+++ Dataset entries +++

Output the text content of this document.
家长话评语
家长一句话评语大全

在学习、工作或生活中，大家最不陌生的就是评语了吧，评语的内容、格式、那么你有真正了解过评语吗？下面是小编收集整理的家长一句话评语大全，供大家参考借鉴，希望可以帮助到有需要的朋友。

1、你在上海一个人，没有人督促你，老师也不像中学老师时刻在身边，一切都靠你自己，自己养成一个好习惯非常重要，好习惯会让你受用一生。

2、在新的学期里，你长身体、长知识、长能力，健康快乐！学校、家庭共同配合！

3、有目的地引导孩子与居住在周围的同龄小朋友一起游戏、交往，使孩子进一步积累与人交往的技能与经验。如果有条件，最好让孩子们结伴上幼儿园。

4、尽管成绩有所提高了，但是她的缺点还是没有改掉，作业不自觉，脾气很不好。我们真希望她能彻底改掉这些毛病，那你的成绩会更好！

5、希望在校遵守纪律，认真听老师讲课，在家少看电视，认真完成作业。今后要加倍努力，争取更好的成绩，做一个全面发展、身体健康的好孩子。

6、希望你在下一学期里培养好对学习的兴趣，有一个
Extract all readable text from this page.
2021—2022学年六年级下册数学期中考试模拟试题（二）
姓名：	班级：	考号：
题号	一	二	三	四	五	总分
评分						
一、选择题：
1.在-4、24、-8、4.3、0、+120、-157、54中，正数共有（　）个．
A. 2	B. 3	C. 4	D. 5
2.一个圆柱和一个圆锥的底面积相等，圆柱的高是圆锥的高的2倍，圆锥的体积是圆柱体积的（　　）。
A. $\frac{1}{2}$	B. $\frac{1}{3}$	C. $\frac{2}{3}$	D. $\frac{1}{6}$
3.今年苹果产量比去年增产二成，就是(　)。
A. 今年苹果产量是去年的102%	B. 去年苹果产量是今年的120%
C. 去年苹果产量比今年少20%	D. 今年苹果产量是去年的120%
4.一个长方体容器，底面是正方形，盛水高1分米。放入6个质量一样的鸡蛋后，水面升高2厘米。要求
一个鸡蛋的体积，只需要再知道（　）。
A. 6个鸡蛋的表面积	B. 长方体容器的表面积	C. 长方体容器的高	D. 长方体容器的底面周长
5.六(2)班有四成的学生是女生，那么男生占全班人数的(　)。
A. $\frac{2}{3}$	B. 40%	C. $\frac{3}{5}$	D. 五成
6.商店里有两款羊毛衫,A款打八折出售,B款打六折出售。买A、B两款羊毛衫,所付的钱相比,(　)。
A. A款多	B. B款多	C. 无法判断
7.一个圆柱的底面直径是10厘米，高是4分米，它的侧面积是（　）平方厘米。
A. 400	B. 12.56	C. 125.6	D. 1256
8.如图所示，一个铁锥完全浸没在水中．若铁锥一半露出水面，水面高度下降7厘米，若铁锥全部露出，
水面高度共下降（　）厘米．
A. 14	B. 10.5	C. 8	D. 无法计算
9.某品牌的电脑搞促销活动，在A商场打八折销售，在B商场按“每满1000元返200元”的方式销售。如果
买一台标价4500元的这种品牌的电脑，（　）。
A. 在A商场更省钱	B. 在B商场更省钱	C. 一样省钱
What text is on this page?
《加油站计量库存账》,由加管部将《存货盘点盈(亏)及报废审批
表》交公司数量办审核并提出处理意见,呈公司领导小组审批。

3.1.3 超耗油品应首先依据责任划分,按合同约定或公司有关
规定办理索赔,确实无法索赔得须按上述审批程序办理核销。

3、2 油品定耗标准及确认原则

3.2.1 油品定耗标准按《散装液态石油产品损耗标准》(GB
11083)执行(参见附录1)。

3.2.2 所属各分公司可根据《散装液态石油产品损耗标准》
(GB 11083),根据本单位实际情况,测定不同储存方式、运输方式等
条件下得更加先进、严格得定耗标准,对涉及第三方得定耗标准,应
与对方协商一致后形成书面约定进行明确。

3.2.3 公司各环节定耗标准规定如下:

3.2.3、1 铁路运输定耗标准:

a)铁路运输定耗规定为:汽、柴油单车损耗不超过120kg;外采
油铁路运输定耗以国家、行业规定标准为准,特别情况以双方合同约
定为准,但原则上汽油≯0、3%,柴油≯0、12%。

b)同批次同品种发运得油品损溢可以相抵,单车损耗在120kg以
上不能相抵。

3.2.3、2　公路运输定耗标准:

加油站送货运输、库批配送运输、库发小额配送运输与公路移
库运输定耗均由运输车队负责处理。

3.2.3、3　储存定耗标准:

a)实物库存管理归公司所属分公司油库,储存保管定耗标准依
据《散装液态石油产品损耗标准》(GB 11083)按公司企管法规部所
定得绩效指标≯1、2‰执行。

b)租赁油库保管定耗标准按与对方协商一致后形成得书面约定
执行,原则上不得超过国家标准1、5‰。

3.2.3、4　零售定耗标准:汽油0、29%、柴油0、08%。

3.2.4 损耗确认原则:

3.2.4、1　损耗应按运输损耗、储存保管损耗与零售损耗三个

+++

#### [What to do]
Return every line of the preceding records in which the word "this" appears.

#### [Full solution]
Output the text content of this document.
Extract all readable text from this page.
What text is on this page?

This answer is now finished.